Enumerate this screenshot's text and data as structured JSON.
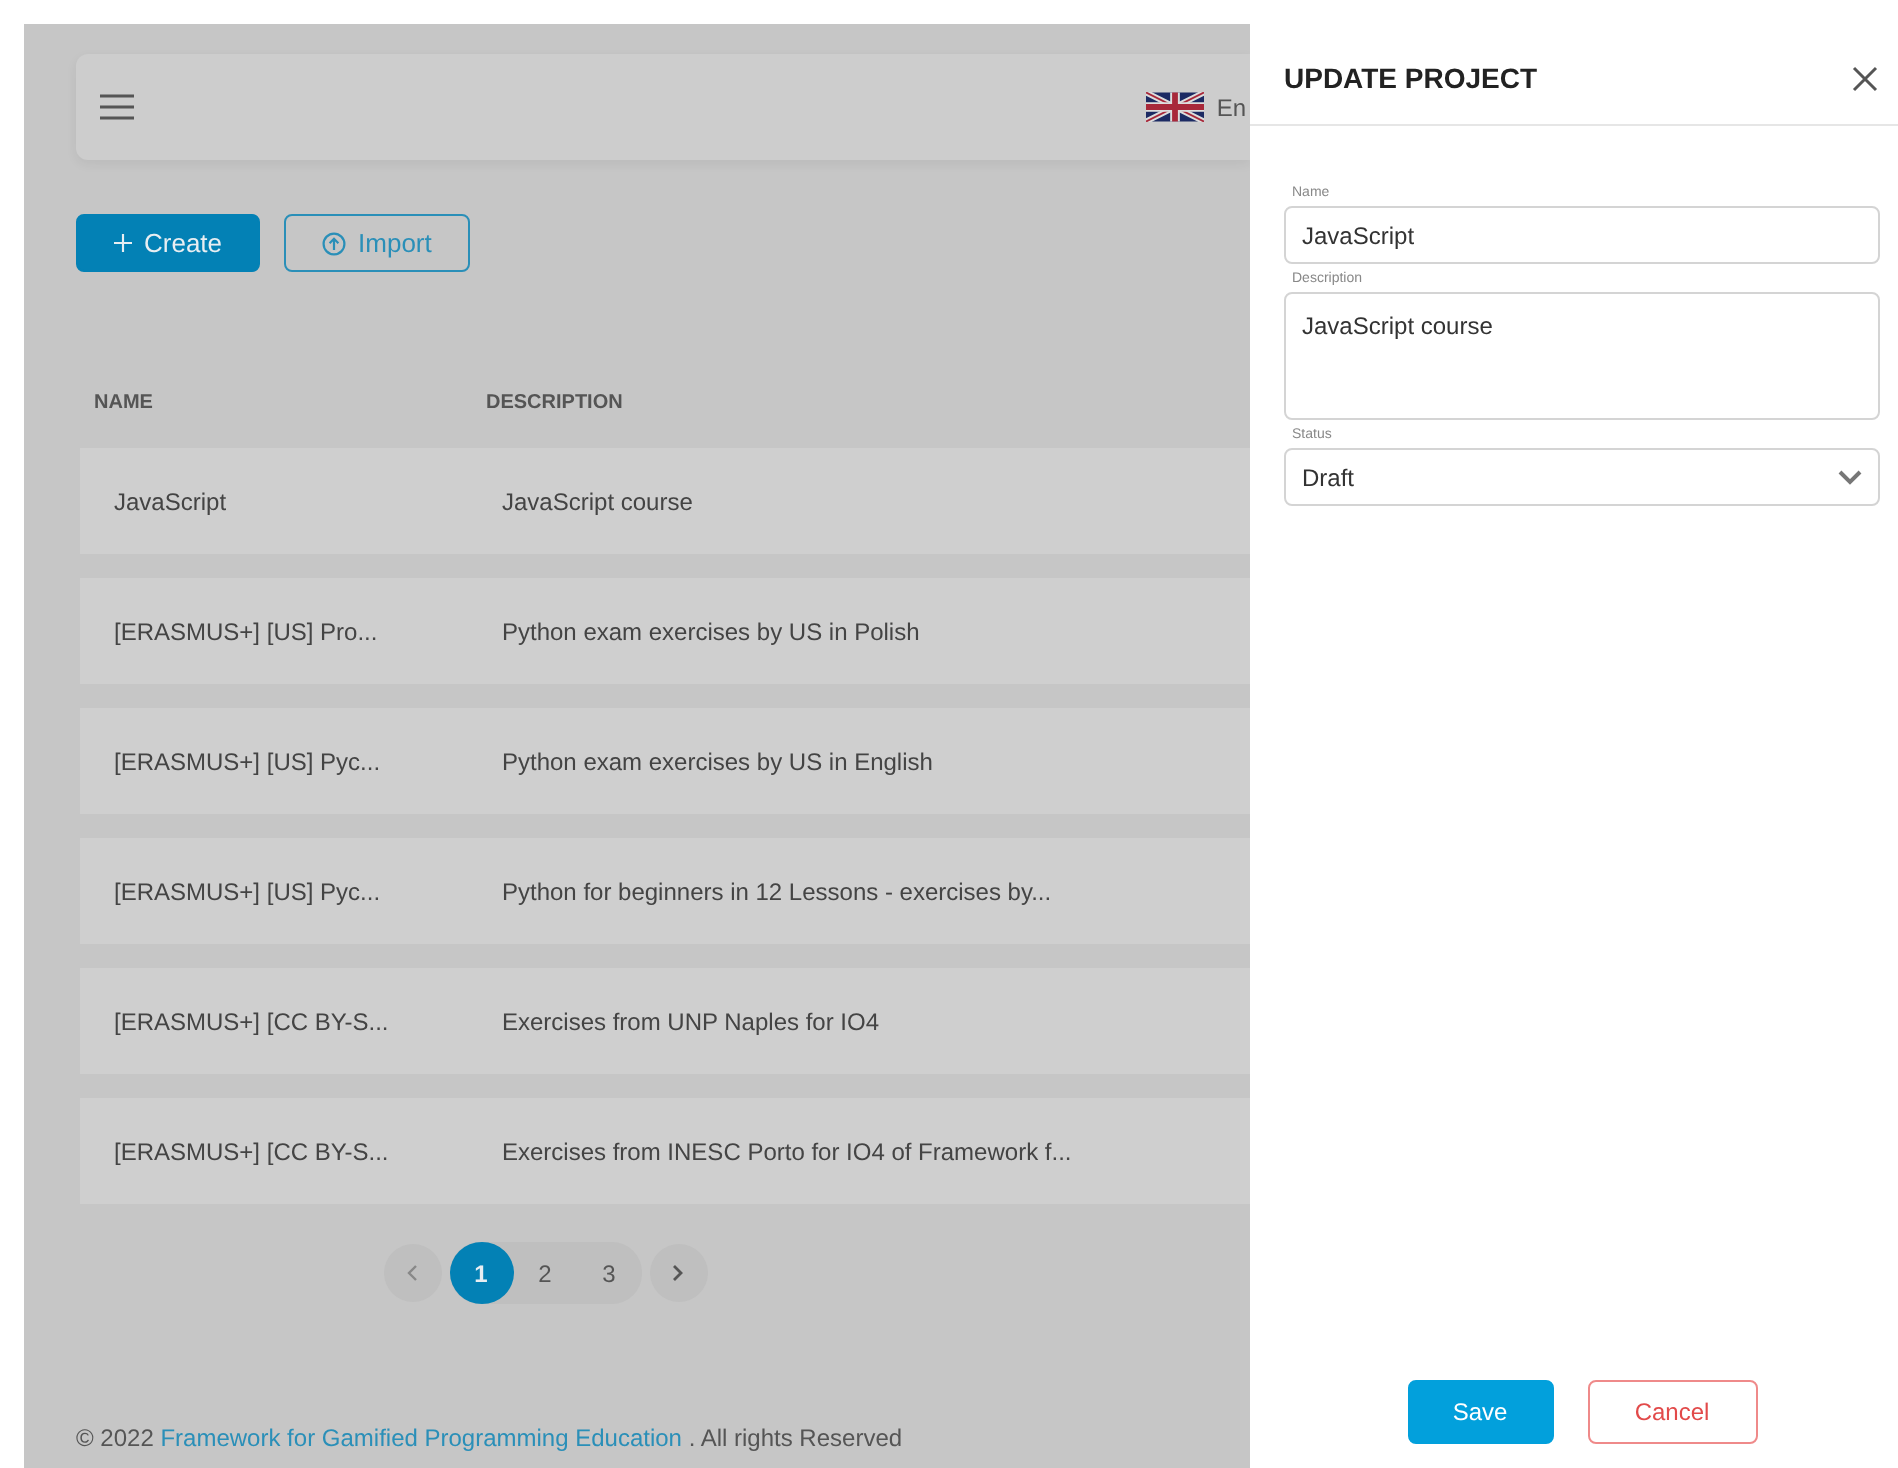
{
  "header": {
    "language": "En"
  },
  "actions": [
    {
      "kind": "primary",
      "label": "Create"
    },
    {
      "kind": "outline",
      "label": "Import"
    }
  ],
  "table": {
    "columns": [
      "NAME",
      "DESCRIPTION"
    ],
    "rows": [
      {
        "name": "JavaScript",
        "description": "JavaScript course"
      },
      {
        "name": "[ERASMUS+] [US] Pro...",
        "description": "Python exam exercises by US in Polish"
      },
      {
        "name": "[ERASMUS+] [US] Pyc...",
        "description": "Python exam exercises by US in English"
      },
      {
        "name": "[ERASMUS+] [US] Pyc...",
        "description": "Python for beginners in 12 Lessons - exercises by..."
      },
      {
        "name": "[ERASMUS+] [CC BY-S...",
        "description": "Exercises from UNP Naples for IO4"
      },
      {
        "name": "[ERASMUS+] [CC BY-S...",
        "description": "Exercises from INESC Porto for IO4 of Framework f..."
      }
    ]
  },
  "pagination": {
    "pages": [
      {
        "label": "1",
        "selected": true
      },
      {
        "label": "2",
        "selected": false
      },
      {
        "label": "3",
        "selected": false
      }
    ]
  },
  "footer": {
    "prefix": "© 2022",
    "link": "Framework for Gamified Programming Education",
    "suffix": ". All rights Reserved"
  },
  "drawer": {
    "title": "UPDATE PROJECT",
    "fields": [
      {
        "kind": "input",
        "label": "Name",
        "value": "JavaScript"
      },
      {
        "kind": "textarea",
        "label": "Description",
        "value": "JavaScript course"
      },
      {
        "kind": "select",
        "label": "Status",
        "value": "Draft"
      }
    ],
    "buttons": [
      {
        "kind": "primary",
        "label": "Save"
      },
      {
        "kind": "danger",
        "label": "Cancel"
      }
    ]
  }
}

▶ GIVEN PROBLEM:
Repeat the material above word for word and skip every image in it.

▶ EXERCISE ANSWER:
Enumerate this screenshot's text and data as structured JSON.
{
  "header": {
    "language": "En"
  },
  "actions": [
    {
      "kind": "primary",
      "label": "Create"
    },
    {
      "kind": "outline",
      "label": "Import"
    }
  ],
  "table": {
    "columns": [
      "NAME",
      "DESCRIPTION"
    ],
    "rows": [
      {
        "name": "JavaScript",
        "description": "JavaScript course"
      },
      {
        "name": "[ERASMUS+] [US] Pro...",
        "description": "Python exam exercises by US in Polish"
      },
      {
        "name": "[ERASMUS+] [US] Pyc...",
        "description": "Python exam exercises by US in English"
      },
      {
        "name": "[ERASMUS+] [US] Pyc...",
        "description": "Python for beginners in 12 Lessons - exercises by..."
      },
      {
        "name": "[ERASMUS+] [CC BY-S...",
        "description": "Exercises from UNP Naples for IO4"
      },
      {
        "name": "[ERASMUS+] [CC BY-S...",
        "description": "Exercises from INESC Porto for IO4 of Framework f..."
      }
    ]
  },
  "pagination": {
    "pages": [
      {
        "label": "1",
        "selected": true
      },
      {
        "label": "2",
        "selected": false
      },
      {
        "label": "3",
        "selected": false
      }
    ]
  },
  "footer": {
    "prefix": "© 2022",
    "link": "Framework for Gamified Programming Education",
    "suffix": ". All rights Reserved"
  },
  "drawer": {
    "title": "UPDATE PROJECT",
    "fields": [
      {
        "kind": "input",
        "label": "Name",
        "value": "JavaScript"
      },
      {
        "kind": "textarea",
        "label": "Description",
        "value": "JavaScript course"
      },
      {
        "kind": "select",
        "label": "Status",
        "value": "Draft"
      }
    ],
    "buttons": [
      {
        "kind": "primary",
        "label": "Save"
      },
      {
        "kind": "danger",
        "label": "Cancel"
      }
    ]
  }
}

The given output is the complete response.